(Records from a collection)

-- BEGIN --

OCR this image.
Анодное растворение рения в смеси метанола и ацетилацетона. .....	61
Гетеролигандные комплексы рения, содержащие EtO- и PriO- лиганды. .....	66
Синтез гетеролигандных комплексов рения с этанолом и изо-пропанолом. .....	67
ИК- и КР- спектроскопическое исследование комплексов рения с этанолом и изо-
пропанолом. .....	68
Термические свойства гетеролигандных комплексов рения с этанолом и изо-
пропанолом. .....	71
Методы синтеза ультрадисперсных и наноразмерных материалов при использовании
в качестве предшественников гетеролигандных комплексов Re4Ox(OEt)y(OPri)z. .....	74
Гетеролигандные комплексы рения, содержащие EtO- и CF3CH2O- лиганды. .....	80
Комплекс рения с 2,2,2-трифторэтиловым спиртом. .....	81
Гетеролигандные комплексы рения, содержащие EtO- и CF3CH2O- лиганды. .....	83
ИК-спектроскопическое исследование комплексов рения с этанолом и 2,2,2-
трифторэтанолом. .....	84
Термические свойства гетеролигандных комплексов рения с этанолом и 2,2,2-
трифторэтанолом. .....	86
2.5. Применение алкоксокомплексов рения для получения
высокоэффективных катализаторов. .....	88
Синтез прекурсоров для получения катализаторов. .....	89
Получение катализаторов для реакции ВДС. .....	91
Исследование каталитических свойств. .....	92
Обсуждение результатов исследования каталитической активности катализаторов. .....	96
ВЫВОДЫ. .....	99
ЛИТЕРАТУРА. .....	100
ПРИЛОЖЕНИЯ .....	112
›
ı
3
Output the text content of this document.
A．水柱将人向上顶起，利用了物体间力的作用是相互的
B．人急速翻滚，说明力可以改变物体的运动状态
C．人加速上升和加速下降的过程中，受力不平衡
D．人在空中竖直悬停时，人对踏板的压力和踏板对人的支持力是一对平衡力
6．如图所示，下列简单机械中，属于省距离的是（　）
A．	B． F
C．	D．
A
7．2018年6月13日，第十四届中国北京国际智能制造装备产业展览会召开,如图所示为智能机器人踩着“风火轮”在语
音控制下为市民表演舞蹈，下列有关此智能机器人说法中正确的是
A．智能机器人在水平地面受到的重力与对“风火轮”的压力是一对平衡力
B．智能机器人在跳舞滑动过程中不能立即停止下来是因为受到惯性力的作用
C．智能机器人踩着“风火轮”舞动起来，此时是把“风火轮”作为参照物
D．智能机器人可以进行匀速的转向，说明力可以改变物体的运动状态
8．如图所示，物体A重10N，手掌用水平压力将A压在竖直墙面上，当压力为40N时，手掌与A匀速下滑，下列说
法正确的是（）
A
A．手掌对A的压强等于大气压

-- END --

__The task__
Restate the whole listing exactly.

__The completed task__
OCR this image.
Анодное растворение рения в смеси метанола и ацетилацетона. .....	61
Гетеролигандные комплексы рения, содержащие EtO- и PriO- лиганды. .....	66
Синтез гетеролигандных комплексов рения с этанолом и изо-пропанолом. .....	67
ИК- и КР- спектроскопическое исследование комплексов рения с этанолом и изо-
пропанолом. .....	68
Термические свойства гетеролигандных комплексов рения с этанолом и изо-
пропанолом. .....	71
Методы синтеза ультрадисперсных и наноразмерных материалов при использовании
в качестве предшественников гетеролигандных комплексов Re4Ox(OEt)y(OPri)z. .....	74
Гетеролигандные комплексы рения, содержащие EtO- и CF3CH2O- лиганды. .....	80
Комплекс рения с 2,2,2-трифторэтиловым спиртом. .....	81
Гетеролигандные комплексы рения, содержащие EtO- и CF3CH2O- лиганды. .....	83
ИК-спектроскопическое исследование комплексов рения с этанолом и 2,2,2-
трифторэтанолом. .....	84
Термические свойства гетеролигандных комплексов рения с этанолом и 2,2,2-
трифторэтанолом. .....	86
2.5. Применение алкоксокомплексов рения для получения
высокоэффективных катализаторов. .....	88
Синтез прекурсоров для получения катализаторов. .....	89
Получение катализаторов для реакции ВДС. .....	91
Исследование каталитических свойств. .....	92
Обсуждение результатов исследования каталитической активности катализаторов. .....	96
ВЫВОДЫ. .....	99
ЛИТЕРАТУРА. .....	100
ПРИЛОЖЕНИЯ .....	112
›
ı
3
Output the text content of this document.
A．水柱将人向上顶起，利用了物体间力的作用是相互的
B．人急速翻滚，说明力可以改变物体的运动状态
C．人加速上升和加速下降的过程中，受力不平衡
D．人在空中竖直悬停时，人对踏板的压力和踏板对人的支持力是一对平衡力
6．如图所示，下列简单机械中，属于省距离的是（　）
A．	B． F
C．	D．
A
7．2018年6月13日，第十四届中国北京国际智能制造装备产业展览会召开,如图所示为智能机器人踩着“风火轮”在语
音控制下为市民表演舞蹈，下列有关此智能机器人说法中正确的是
A．智能机器人在水平地面受到的重力与对“风火轮”的压力是一对平衡力
B．智能机器人在跳舞滑动过程中不能立即停止下来是因为受到惯性力的作用
C．智能机器人踩着“风火轮”舞动起来，此时是把“风火轮”作为参照物
D．智能机器人可以进行匀速的转向，说明力可以改变物体的运动状态
8．如图所示，物体A重10N，手掌用水平压力将A压在竖直墙面上，当压力为40N时，手掌与A匀速下滑，下列说
法正确的是（）
A
A．手掌对A的压强等于大气压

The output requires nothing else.